Your copy of the material below should match it exactly, except that it holds no pictures.
[Begin]
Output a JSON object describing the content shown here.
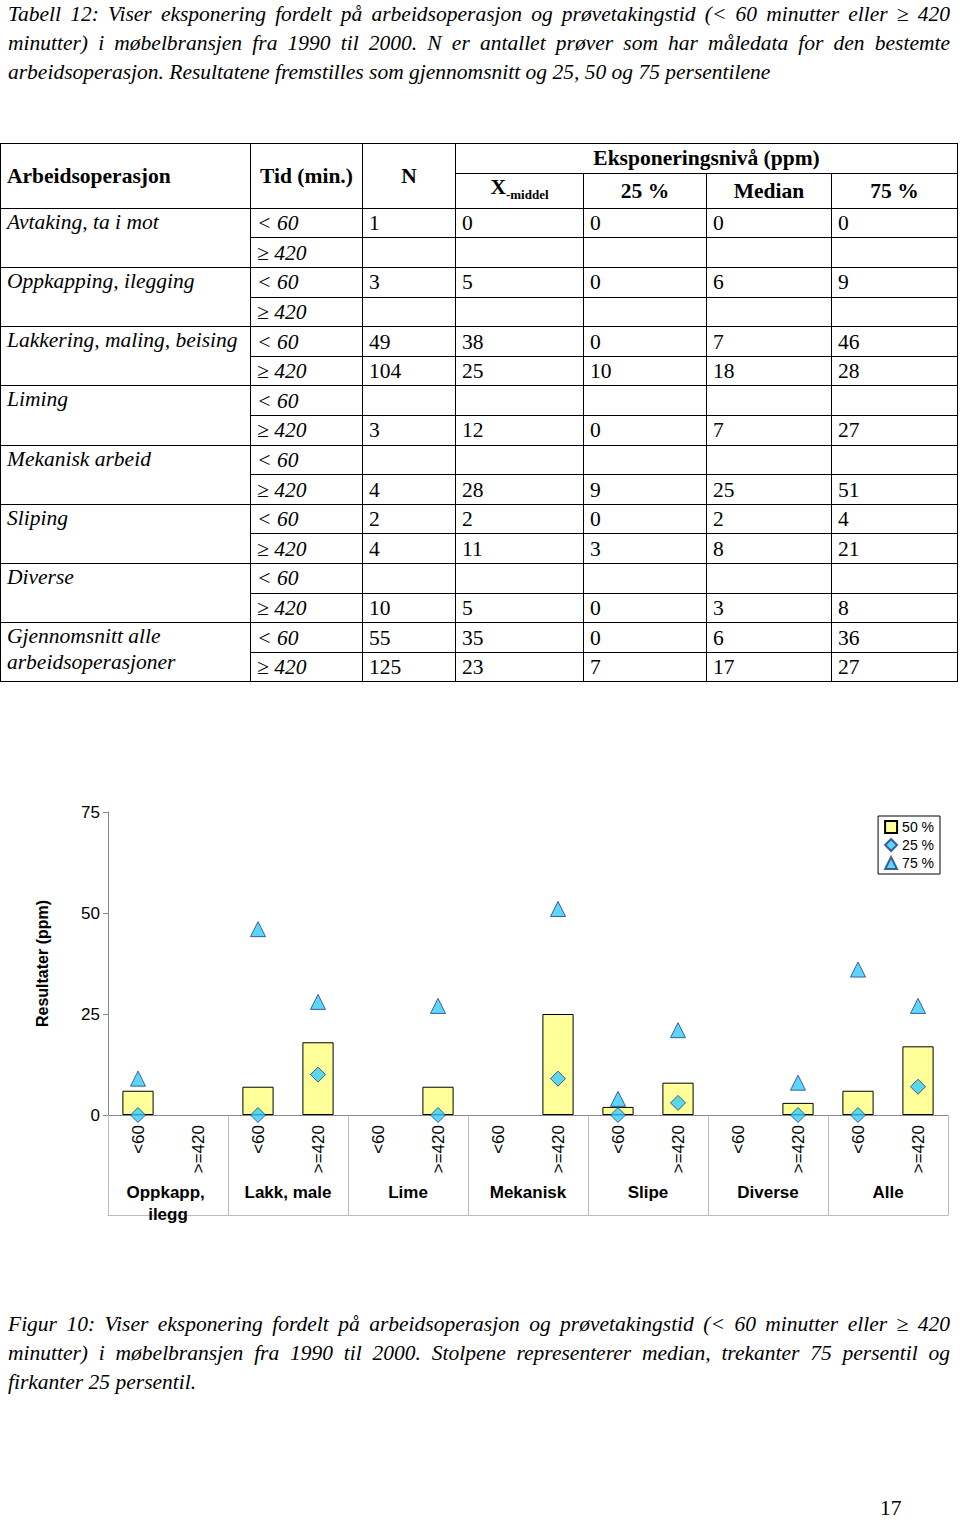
{
  "table_caption": "Tabell 12: Viser eksponering fordelt på arbeidsoperasjon og prøvetakingstid (< 60 minutter eller ≥ 420 minutter) i møbelbransjen fra 1990 til 2000. N er antallet prøver som har måledata for den bestemte arbeidsoperasjon. Resultatene fremstilles som gjennomsnitt og 25, 50 og 75 persentilene",
  "table": {
    "header": [
      "Arbeidsoperasjon",
      "Tid (min.)",
      "N",
      "Eksponeringsnivå (ppm)"
    ],
    "subheader": [
      {
        "main": "X",
        "sub": "-middel"
      },
      "25 %",
      "Median",
      "75 %"
    ],
    "groups": [
      {
        "operation": "Avtaking, ta i mot",
        "rows": [
          [
            "< 60",
            1,
            0,
            0,
            0,
            0
          ],
          [
            "≥ 420",
            null,
            null,
            null,
            null,
            null
          ]
        ]
      },
      {
        "operation": "Oppkapping, ilegging",
        "rows": [
          [
            "< 60",
            3,
            5,
            0,
            6,
            9
          ],
          [
            "≥ 420",
            null,
            null,
            null,
            null,
            null
          ]
        ]
      },
      {
        "operation": "Lakkering, maling, beising",
        "rows": [
          [
            "< 60",
            49,
            38,
            0,
            7,
            46
          ],
          [
            "≥ 420",
            104,
            25,
            10,
            18,
            28
          ]
        ]
      },
      {
        "operation": "Liming",
        "rows": [
          [
            "< 60",
            null,
            null,
            null,
            null,
            null
          ],
          [
            "≥ 420",
            3,
            12,
            0,
            7,
            27
          ]
        ]
      },
      {
        "operation": "Mekanisk arbeid",
        "rows": [
          [
            "< 60",
            null,
            null,
            null,
            null,
            null
          ],
          [
            "≥ 420",
            4,
            28,
            9,
            25,
            51
          ]
        ]
      },
      {
        "operation": "Sliping",
        "rows": [
          [
            "< 60",
            2,
            2,
            0,
            2,
            4
          ],
          [
            "≥ 420",
            4,
            11,
            3,
            8,
            21
          ]
        ]
      },
      {
        "operation": "Diverse",
        "rows": [
          [
            "< 60",
            null,
            null,
            null,
            null,
            null
          ],
          [
            "≥ 420",
            10,
            5,
            0,
            3,
            8
          ]
        ]
      },
      {
        "operation": "Gjennomsnitt alle arbeidsoperasjoner",
        "rows": [
          [
            "< 60",
            55,
            35,
            0,
            6,
            36
          ],
          [
            "≥ 420",
            125,
            23,
            7,
            17,
            27
          ]
        ]
      }
    ]
  },
  "chart_data": {
    "type": "bar",
    "ylabel": "Resultater (ppm)",
    "categories": [
      "<60",
      ">=420",
      "<60",
      ">=420",
      "<60",
      ">=420",
      "<60",
      ">=420",
      "<60",
      ">=420",
      "<60",
      ">=420",
      "<60",
      ">=420"
    ],
    "groups": [
      "Oppkapp, ilegg",
      "Lakk, male",
      "Lime",
      "Mekanisk",
      "Slipe",
      "Diverse",
      "Alle"
    ],
    "series": [
      {
        "name": "50 %",
        "type": "bar",
        "color": "#ffff99",
        "values": [
          6,
          null,
          7,
          18,
          null,
          7,
          null,
          25,
          2,
          8,
          null,
          3,
          6,
          17
        ]
      },
      {
        "name": "25 %",
        "type": "scatter",
        "marker": "diamond",
        "color": "#33ccff",
        "values": [
          0,
          null,
          0,
          10,
          null,
          0,
          null,
          9,
          0,
          3,
          null,
          0,
          0,
          7
        ]
      },
      {
        "name": "75 %",
        "type": "scatter",
        "marker": "triangle",
        "color": "#33ccff",
        "values": [
          9,
          null,
          46,
          28,
          null,
          27,
          null,
          51,
          4,
          21,
          null,
          8,
          36,
          27
        ]
      }
    ],
    "ylim": [
      0,
      75
    ],
    "yticks": [
      0,
      25,
      50,
      75
    ],
    "grid": false,
    "legend": "upper right"
  },
  "figure_caption": "Figur 10: Viser eksponering fordelt på arbeidsoperasjon og prøvetakingstid (< 60 minutter eller ≥ 420 minutter) i møbelbransjen fra 1990 til 2000. Stolpene representerer median, trekanter 75 persentil og firkanter 25 persentil.",
  "page_number": 17
}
[End]
* [WRITTEN SOLUTION]
Output a JSON object describing the content shown here.
{
  "table_caption": "Tabell 12: Viser eksponering fordelt på arbeidsoperasjon og prøvetakingstid (< 60 minutter eller ≥ 420 minutter) i møbelbransjen fra 1990 til 2000. N er antallet prøver som har måledata for den bestemte arbeidsoperasjon. Resultatene fremstilles som gjennomsnitt og 25, 50 og 75 persentilene",
  "table": {
    "header": [
      "Arbeidsoperasjon",
      "Tid (min.)",
      "N",
      "Eksponeringsnivå (ppm)"
    ],
    "subheader": [
      {
        "main": "X",
        "sub": "-middel"
      },
      "25 %",
      "Median",
      "75 %"
    ],
    "groups": [
      {
        "operation": "Avtaking, ta i mot",
        "rows": [
          [
            "< 60",
            1,
            0,
            0,
            0,
            0
          ],
          [
            "≥ 420",
            null,
            null,
            null,
            null,
            null
          ]
        ]
      },
      {
        "operation": "Oppkapping, ilegging",
        "rows": [
          [
            "< 60",
            3,
            5,
            0,
            6,
            9
          ],
          [
            "≥ 420",
            null,
            null,
            null,
            null,
            null
          ]
        ]
      },
      {
        "operation": "Lakkering, maling, beising",
        "rows": [
          [
            "< 60",
            49,
            38,
            0,
            7,
            46
          ],
          [
            "≥ 420",
            104,
            25,
            10,
            18,
            28
          ]
        ]
      },
      {
        "operation": "Liming",
        "rows": [
          [
            "< 60",
            null,
            null,
            null,
            null,
            null
          ],
          [
            "≥ 420",
            3,
            12,
            0,
            7,
            27
          ]
        ]
      },
      {
        "operation": "Mekanisk arbeid",
        "rows": [
          [
            "< 60",
            null,
            null,
            null,
            null,
            null
          ],
          [
            "≥ 420",
            4,
            28,
            9,
            25,
            51
          ]
        ]
      },
      {
        "operation": "Sliping",
        "rows": [
          [
            "< 60",
            2,
            2,
            0,
            2,
            4
          ],
          [
            "≥ 420",
            4,
            11,
            3,
            8,
            21
          ]
        ]
      },
      {
        "operation": "Diverse",
        "rows": [
          [
            "< 60",
            null,
            null,
            null,
            null,
            null
          ],
          [
            "≥ 420",
            10,
            5,
            0,
            3,
            8
          ]
        ]
      },
      {
        "operation": "Gjennomsnitt alle arbeidsoperasjoner",
        "rows": [
          [
            "< 60",
            55,
            35,
            0,
            6,
            36
          ],
          [
            "≥ 420",
            125,
            23,
            7,
            17,
            27
          ]
        ]
      }
    ]
  },
  "chart_data": {
    "type": "bar",
    "ylabel": "Resultater (ppm)",
    "categories": [
      "<60",
      ">=420",
      "<60",
      ">=420",
      "<60",
      ">=420",
      "<60",
      ">=420",
      "<60",
      ">=420",
      "<60",
      ">=420",
      "<60",
      ">=420"
    ],
    "groups": [
      "Oppkapp, ilegg",
      "Lakk, male",
      "Lime",
      "Mekanisk",
      "Slipe",
      "Diverse",
      "Alle"
    ],
    "series": [
      {
        "name": "50 %",
        "type": "bar",
        "color": "#ffff99",
        "values": [
          6,
          null,
          7,
          18,
          null,
          7,
          null,
          25,
          2,
          8,
          null,
          3,
          6,
          17
        ]
      },
      {
        "name": "25 %",
        "type": "scatter",
        "marker": "diamond",
        "color": "#33ccff",
        "values": [
          0,
          null,
          0,
          10,
          null,
          0,
          null,
          9,
          0,
          3,
          null,
          0,
          0,
          7
        ]
      },
      {
        "name": "75 %",
        "type": "scatter",
        "marker": "triangle",
        "color": "#33ccff",
        "values": [
          9,
          null,
          46,
          28,
          null,
          27,
          null,
          51,
          4,
          21,
          null,
          8,
          36,
          27
        ]
      }
    ],
    "ylim": [
      0,
      75
    ],
    "yticks": [
      0,
      25,
      50,
      75
    ],
    "grid": false,
    "legend": "upper right"
  },
  "figure_caption": "Figur 10: Viser eksponering fordelt på arbeidsoperasjon og prøvetakingstid (< 60 minutter eller ≥ 420 minutter) i møbelbransjen fra 1990 til 2000. Stolpene representerer median, trekanter 75 persentil og firkanter 25 persentil.",
  "page_number": 17
}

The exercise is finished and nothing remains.